## Task details
Skip the pictures. Copy all the rest of the records down exactly.

## Provided information
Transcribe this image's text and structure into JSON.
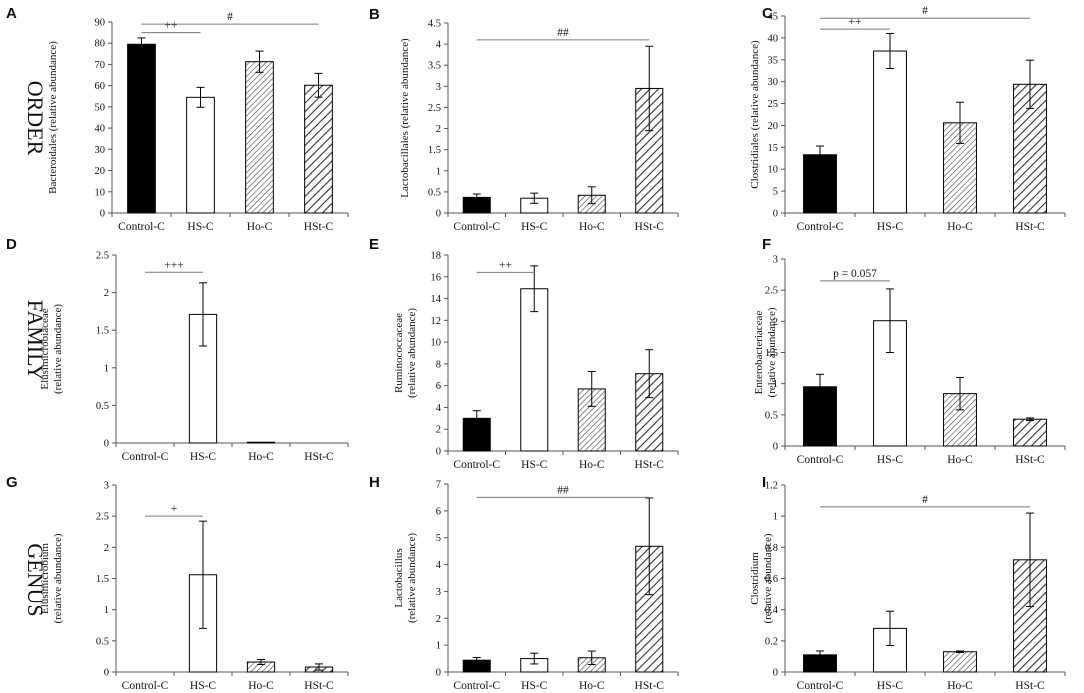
{
  "row_labels": [
    "ORDER",
    "FAMILY",
    "GENUS"
  ],
  "colors": {
    "control": "#000000",
    "hs": "#ffffff",
    "hatch": "#333333",
    "axis": "#555555"
  },
  "chart_data": [
    {
      "id": "A",
      "type": "bar",
      "ylabel": [
        "Bacteroidales (relative abundance)"
      ],
      "categories": [
        "Control-C",
        "HS-C",
        "Ho-C",
        "HSt-C"
      ],
      "values": [
        79.5,
        54.5,
        71.3,
        60.2
      ],
      "errors": [
        3.0,
        4.7,
        5.0,
        5.6
      ],
      "ylim": [
        0,
        90
      ],
      "ystep": 10,
      "annotations": [
        {
          "label": "++",
          "from": 0,
          "to": 1,
          "y": 85
        },
        {
          "label": "#",
          "from": 0,
          "to": 3,
          "y": 89
        }
      ]
    },
    {
      "id": "B",
      "type": "bar",
      "ylabel": [
        "Lactobacillales (relative abundance)"
      ],
      "categories": [
        "Control-C",
        "HS-C",
        "Ho-C",
        "HSt-C"
      ],
      "values": [
        0.37,
        0.35,
        0.42,
        2.95
      ],
      "errors": [
        0.08,
        0.12,
        0.2,
        1.0
      ],
      "ylim": [
        0,
        4.5
      ],
      "ystep": 0.5,
      "annotations": [
        {
          "label": "##",
          "from": 0,
          "to": 3,
          "y": 4.1
        }
      ]
    },
    {
      "id": "C",
      "type": "bar",
      "ylabel": [
        "Clostridiales (relative abundance)"
      ],
      "categories": [
        "Control-C",
        "HS-C",
        "Ho-C",
        "HSt-C"
      ],
      "values": [
        13.3,
        37.0,
        20.6,
        29.4
      ],
      "errors": [
        2.0,
        4.0,
        4.7,
        5.5
      ],
      "ylim": [
        0,
        45
      ],
      "ystep": 5,
      "annotations": [
        {
          "label": "++",
          "from": 0,
          "to": 1,
          "y": 42
        },
        {
          "label": "#",
          "from": 0,
          "to": 3,
          "y": 44.5
        }
      ]
    },
    {
      "id": "D",
      "type": "bar",
      "ylabel": [
        "Elusimicrobiaceae",
        "(relative abundance)"
      ],
      "categories": [
        "Control-C",
        "HS-C",
        "Ho-C",
        "HSt-C"
      ],
      "values": [
        0,
        1.71,
        0.01,
        0
      ],
      "errors": [
        0,
        0.42,
        0,
        0
      ],
      "ylim": [
        0,
        2.5
      ],
      "ystep": 0.5,
      "annotations": [
        {
          "label": "+++",
          "from": 0,
          "to": 1,
          "y": 2.27
        }
      ]
    },
    {
      "id": "E",
      "type": "bar",
      "ylabel": [
        "Ruminococcaceae",
        "(relative abundance)"
      ],
      "categories": [
        "Control-C",
        "HS-C",
        "Ho-C",
        "HSt-C"
      ],
      "values": [
        3.0,
        14.9,
        5.7,
        7.1
      ],
      "errors": [
        0.7,
        2.1,
        1.6,
        2.2
      ],
      "ylim": [
        0,
        18
      ],
      "ystep": 2,
      "annotations": [
        {
          "label": "++",
          "from": 0,
          "to": 1,
          "y": 16.4
        }
      ]
    },
    {
      "id": "F",
      "type": "bar",
      "ylabel": [
        "Enterobacteriaceae",
        "(relative abundance)"
      ],
      "categories": [
        "Control-C",
        "HS-C",
        "Ho-C",
        "HSt-C"
      ],
      "values": [
        0.95,
        2.01,
        0.84,
        0.43
      ],
      "errors": [
        0.2,
        0.51,
        0.26,
        0.02
      ],
      "ylim": [
        0,
        3
      ],
      "ystep": 0.5,
      "annotations": [
        {
          "label": "p = 0.057",
          "from": 0,
          "to": 1,
          "y": 2.65
        }
      ]
    },
    {
      "id": "G",
      "type": "bar",
      "ylabel": [
        "Elusimicrobium",
        "(relative abundance)"
      ],
      "categories": [
        "Control-C",
        "HS-C",
        "Ho-C",
        "HSt-C"
      ],
      "values": [
        0,
        1.56,
        0.16,
        0.08
      ],
      "errors": [
        0,
        0.86,
        0.04,
        0.05
      ],
      "ylim": [
        0,
        3
      ],
      "ystep": 0.5,
      "annotations": [
        {
          "label": "+",
          "from": 0,
          "to": 1,
          "y": 2.5
        }
      ]
    },
    {
      "id": "H",
      "type": "bar",
      "ylabel": [
        "Lactobacillus",
        "(relative abundance)"
      ],
      "categories": [
        "Control-C",
        "HS-C",
        "Ho-C",
        "HSt-C"
      ],
      "values": [
        0.44,
        0.5,
        0.53,
        4.68
      ],
      "errors": [
        0.1,
        0.2,
        0.25,
        1.8
      ],
      "ylim": [
        0,
        7
      ],
      "ystep": 1,
      "annotations": [
        {
          "label": "##",
          "from": 0,
          "to": 3,
          "y": 6.5
        }
      ]
    },
    {
      "id": "I",
      "type": "bar",
      "ylabel": [
        "Clostridium",
        "(relative abundance)"
      ],
      "categories": [
        "Control-C",
        "HS-C",
        "Ho-C",
        "HSt-C"
      ],
      "values": [
        0.11,
        0.28,
        0.13,
        0.72
      ],
      "errors": [
        0.025,
        0.11,
        0.005,
        0.3
      ],
      "ylim": [
        0,
        1.2
      ],
      "ystep": 0.2,
      "annotations": [
        {
          "label": "#",
          "from": 0,
          "to": 3,
          "y": 1.06
        }
      ]
    }
  ]
}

## Result of the exercise
Transcribe this image's text and structure into JSON.
{
  "row_labels": [
    "ORDER",
    "FAMILY",
    "GENUS"
  ],
  "colors": {
    "control": "#000000",
    "hs": "#ffffff",
    "hatch": "#333333",
    "axis": "#555555"
  },
  "chart_data": [
    {
      "id": "A",
      "type": "bar",
      "ylabel": [
        "Bacteroidales (relative abundance)"
      ],
      "categories": [
        "Control-C",
        "HS-C",
        "Ho-C",
        "HSt-C"
      ],
      "values": [
        79.5,
        54.5,
        71.3,
        60.2
      ],
      "errors": [
        3.0,
        4.7,
        5.0,
        5.6
      ],
      "ylim": [
        0,
        90
      ],
      "ystep": 10,
      "annotations": [
        {
          "label": "++",
          "from": 0,
          "to": 1,
          "y": 85
        },
        {
          "label": "#",
          "from": 0,
          "to": 3,
          "y": 89
        }
      ]
    },
    {
      "id": "B",
      "type": "bar",
      "ylabel": [
        "Lactobacillales (relative abundance)"
      ],
      "categories": [
        "Control-C",
        "HS-C",
        "Ho-C",
        "HSt-C"
      ],
      "values": [
        0.37,
        0.35,
        0.42,
        2.95
      ],
      "errors": [
        0.08,
        0.12,
        0.2,
        1.0
      ],
      "ylim": [
        0,
        4.5
      ],
      "ystep": 0.5,
      "annotations": [
        {
          "label": "##",
          "from": 0,
          "to": 3,
          "y": 4.1
        }
      ]
    },
    {
      "id": "C",
      "type": "bar",
      "ylabel": [
        "Clostridiales (relative abundance)"
      ],
      "categories": [
        "Control-C",
        "HS-C",
        "Ho-C",
        "HSt-C"
      ],
      "values": [
        13.3,
        37.0,
        20.6,
        29.4
      ],
      "errors": [
        2.0,
        4.0,
        4.7,
        5.5
      ],
      "ylim": [
        0,
        45
      ],
      "ystep": 5,
      "annotations": [
        {
          "label": "++",
          "from": 0,
          "to": 1,
          "y": 42
        },
        {
          "label": "#",
          "from": 0,
          "to": 3,
          "y": 44.5
        }
      ]
    },
    {
      "id": "D",
      "type": "bar",
      "ylabel": [
        "Elusimicrobiaceae",
        "(relative abundance)"
      ],
      "categories": [
        "Control-C",
        "HS-C",
        "Ho-C",
        "HSt-C"
      ],
      "values": [
        0,
        1.71,
        0.01,
        0
      ],
      "errors": [
        0,
        0.42,
        0,
        0
      ],
      "ylim": [
        0,
        2.5
      ],
      "ystep": 0.5,
      "annotations": [
        {
          "label": "+++",
          "from": 0,
          "to": 1,
          "y": 2.27
        }
      ]
    },
    {
      "id": "E",
      "type": "bar",
      "ylabel": [
        "Ruminococcaceae",
        "(relative abundance)"
      ],
      "categories": [
        "Control-C",
        "HS-C",
        "Ho-C",
        "HSt-C"
      ],
      "values": [
        3.0,
        14.9,
        5.7,
        7.1
      ],
      "errors": [
        0.7,
        2.1,
        1.6,
        2.2
      ],
      "ylim": [
        0,
        18
      ],
      "ystep": 2,
      "annotations": [
        {
          "label": "++",
          "from": 0,
          "to": 1,
          "y": 16.4
        }
      ]
    },
    {
      "id": "F",
      "type": "bar",
      "ylabel": [
        "Enterobacteriaceae",
        "(relative abundance)"
      ],
      "categories": [
        "Control-C",
        "HS-C",
        "Ho-C",
        "HSt-C"
      ],
      "values": [
        0.95,
        2.01,
        0.84,
        0.43
      ],
      "errors": [
        0.2,
        0.51,
        0.26,
        0.02
      ],
      "ylim": [
        0,
        3
      ],
      "ystep": 0.5,
      "annotations": [
        {
          "label": "p = 0.057",
          "from": 0,
          "to": 1,
          "y": 2.65
        }
      ]
    },
    {
      "id": "G",
      "type": "bar",
      "ylabel": [
        "Elusimicrobium",
        "(relative abundance)"
      ],
      "categories": [
        "Control-C",
        "HS-C",
        "Ho-C",
        "HSt-C"
      ],
      "values": [
        0,
        1.56,
        0.16,
        0.08
      ],
      "errors": [
        0,
        0.86,
        0.04,
        0.05
      ],
      "ylim": [
        0,
        3
      ],
      "ystep": 0.5,
      "annotations": [
        {
          "label": "+",
          "from": 0,
          "to": 1,
          "y": 2.5
        }
      ]
    },
    {
      "id": "H",
      "type": "bar",
      "ylabel": [
        "Lactobacillus",
        "(relative abundance)"
      ],
      "categories": [
        "Control-C",
        "HS-C",
        "Ho-C",
        "HSt-C"
      ],
      "values": [
        0.44,
        0.5,
        0.53,
        4.68
      ],
      "errors": [
        0.1,
        0.2,
        0.25,
        1.8
      ],
      "ylim": [
        0,
        7
      ],
      "ystep": 1,
      "annotations": [
        {
          "label": "##",
          "from": 0,
          "to": 3,
          "y": 6.5
        }
      ]
    },
    {
      "id": "I",
      "type": "bar",
      "ylabel": [
        "Clostridium",
        "(relative abundance)"
      ],
      "categories": [
        "Control-C",
        "HS-C",
        "Ho-C",
        "HSt-C"
      ],
      "values": [
        0.11,
        0.28,
        0.13,
        0.72
      ],
      "errors": [
        0.025,
        0.11,
        0.005,
        0.3
      ],
      "ylim": [
        0,
        1.2
      ],
      "ystep": 0.2,
      "annotations": [
        {
          "label": "#",
          "from": 0,
          "to": 3,
          "y": 1.06
        }
      ]
    }
  ]
}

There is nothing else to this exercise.